> _Stored data_
>> START
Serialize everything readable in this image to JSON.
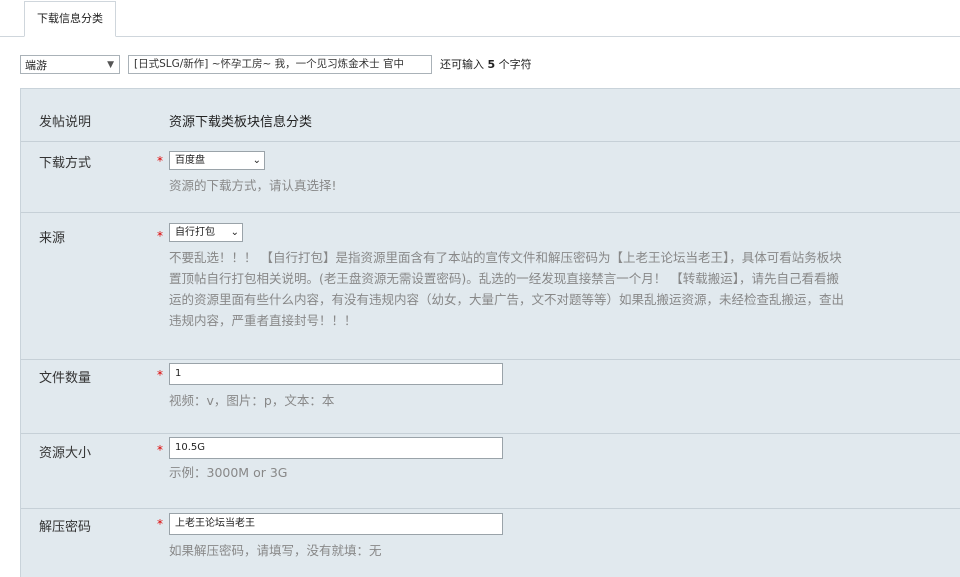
{
  "tab": {
    "label": "下载信息分类"
  },
  "topbar": {
    "category_value": "端游",
    "title_value": "[日式SLG/新作] ~怀孕工房~ 我，一个见习炼金术士 官中",
    "remaining_prefix": "还可输入",
    "remaining_count": "5",
    "remaining_suffix": "个字符"
  },
  "form": {
    "desc_label": "发帖说明",
    "desc_value": "资源下载类板块信息分类",
    "download_method": {
      "label": "下载方式",
      "required": "*",
      "selected": "百度盘",
      "hint": "资源的下载方式，请认真选择!"
    },
    "source": {
      "label": "来源",
      "required": "*",
      "selected": "自行打包",
      "hint_lines": [
        "不要乱选！！！ 【自行打包】是指资源里面含有了本站的宣传文件和解压密码为【上老王论坛当老王】，具体可看站务板块",
        "置顶帖自行打包相关说明。(老王盘资源无需设置密码)。乱选的一经发现直接禁言一个月！ 【转载搬运】，请先自己看看搬",
        "运的资源里面有些什么内容，有没有违规内容（幼女，大量广告，文不对题等等）如果乱搬运资源，未经检查乱搬运，查出",
        "违规内容，严重者直接封号！！！"
      ]
    },
    "file_count": {
      "label": "文件数量",
      "required": "*",
      "value": "1",
      "hint": "视频：v，图片：p，文本：本"
    },
    "size": {
      "label": "资源大小",
      "required": "*",
      "value": "10.5G",
      "hint": "示例：3000M or 3G"
    },
    "password": {
      "label": "解压密码",
      "required": "*",
      "value": "上老王论坛当老王",
      "hint": "如果解压密码，请填写，没有就填：无"
    }
  }
}
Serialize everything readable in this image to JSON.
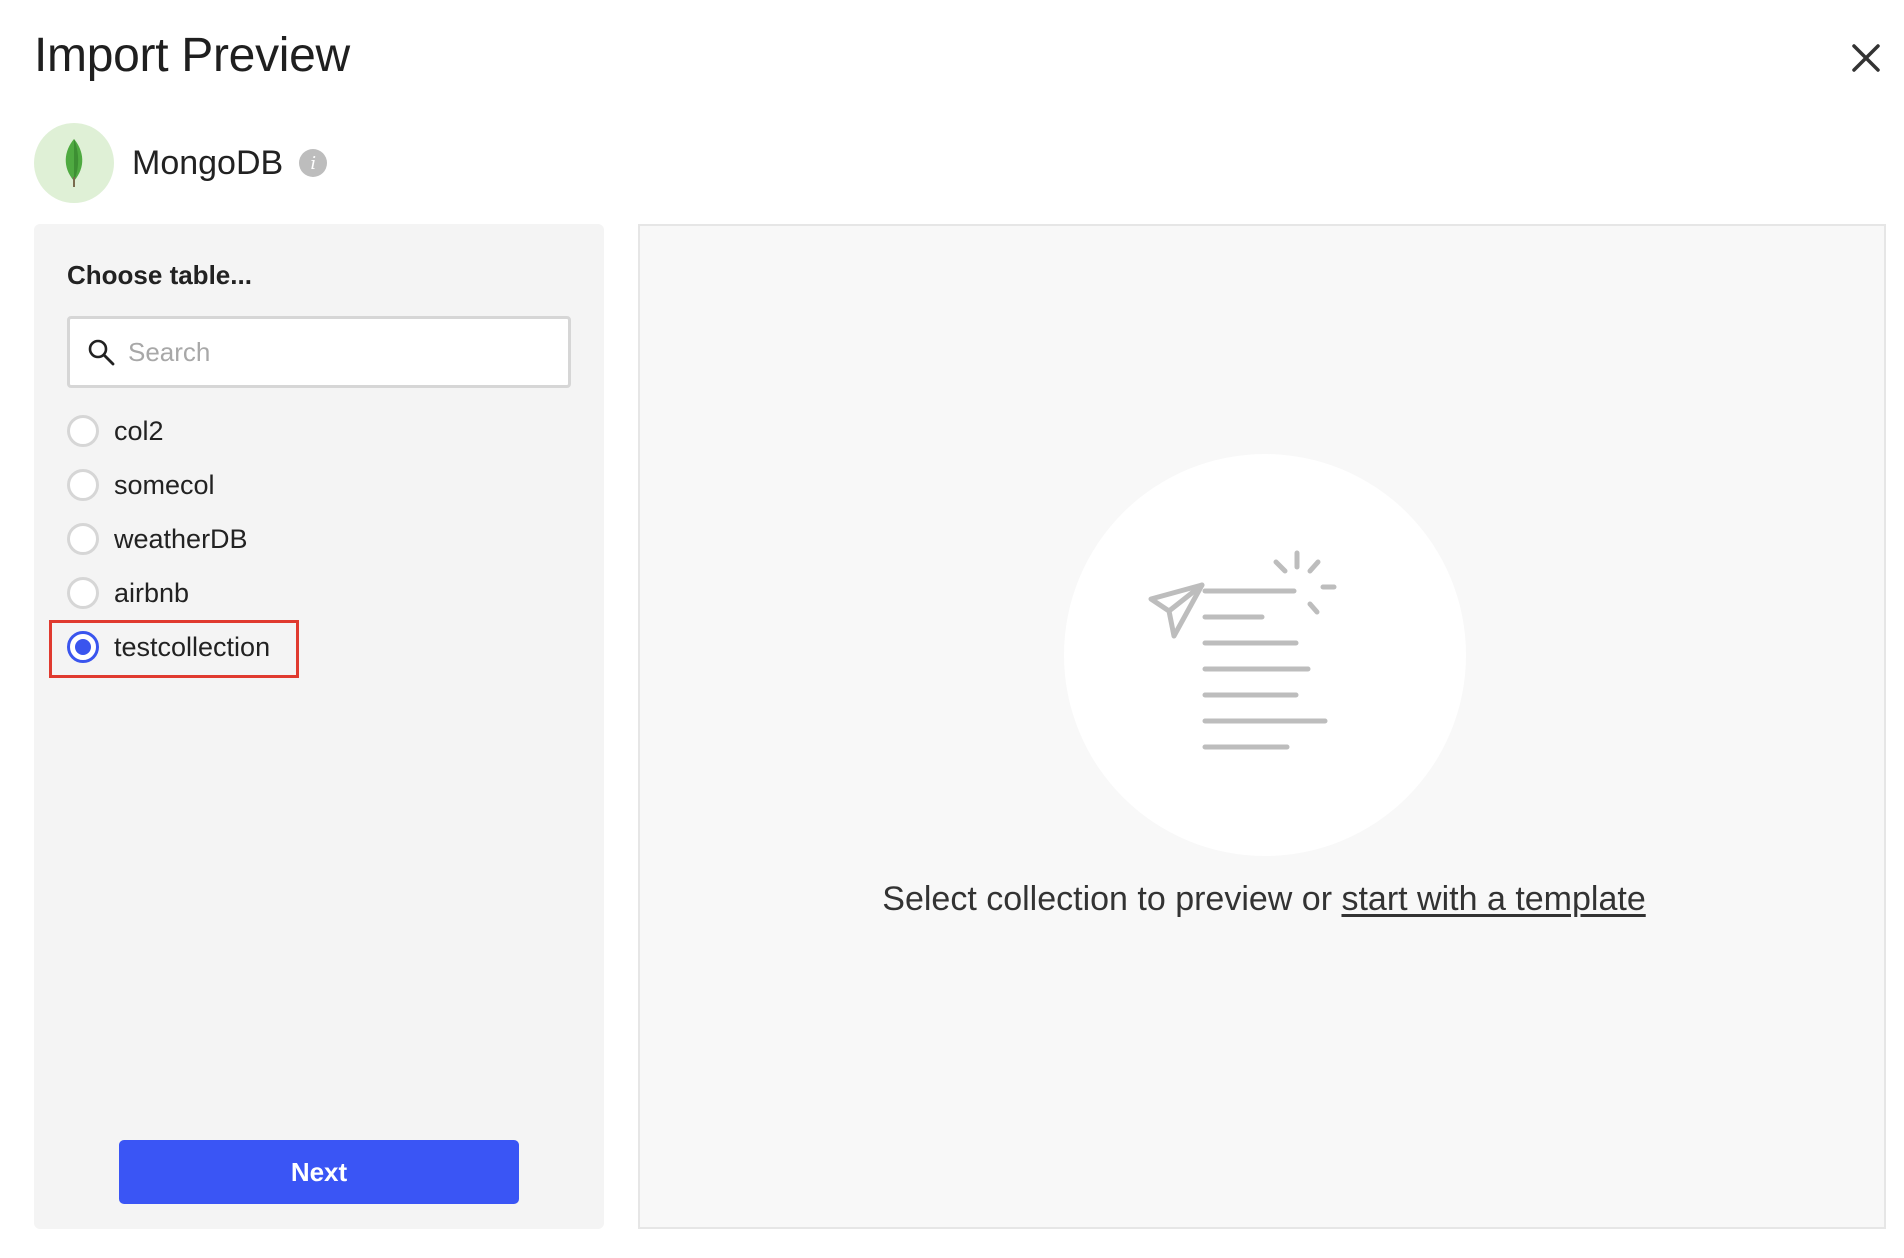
{
  "header": {
    "title": "Import Preview",
    "close_icon": "close-icon"
  },
  "source": {
    "name": "MongoDB",
    "logo_icon": "mongodb-leaf-icon",
    "info_icon": "info-icon",
    "info_glyph": "i"
  },
  "left_panel": {
    "choose_label": "Choose table...",
    "search": {
      "placeholder": "Search",
      "value": "",
      "icon": "search-icon"
    },
    "tables": [
      {
        "label": "col2",
        "selected": false
      },
      {
        "label": "somecol",
        "selected": false
      },
      {
        "label": "weatherDB",
        "selected": false
      },
      {
        "label": "airbnb",
        "selected": false
      },
      {
        "label": "testcollection",
        "selected": true
      }
    ],
    "next_label": "Next"
  },
  "preview": {
    "illustration_icon": "document-send-icon",
    "message_prefix": "Select collection to preview or ",
    "template_link": "start with a template"
  },
  "colors": {
    "accent": "#3a55f5",
    "highlight": "#e03a2f",
    "mongo_green": "#4faa41",
    "logo_bg": "#dff0d6"
  }
}
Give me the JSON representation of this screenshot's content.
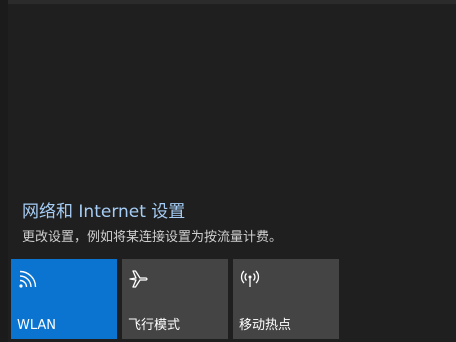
{
  "network_settings": {
    "link_label": "网络和 Internet 设置",
    "description": "更改设置，例如将某连接设置为按流量计费。"
  },
  "quick_actions": [
    {
      "label": "WLAN",
      "icon": "wifi-icon",
      "active": true,
      "color": "#0a74d0"
    },
    {
      "label": "飞行模式",
      "icon": "airplane-icon",
      "active": false,
      "color": "#444444"
    },
    {
      "label": "移动热点",
      "icon": "mobile-hotspot-icon",
      "active": false,
      "color": "#444444"
    }
  ],
  "colors": {
    "background": "#1f1f1f",
    "link": "#a6cdf6",
    "accent": "#0a74d0",
    "tile_inactive": "#444444"
  }
}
>> END
> _Your objective_
Look through the records and count each line that holds "上老王论坛当老王". Write only the total.

> _Task solution_
2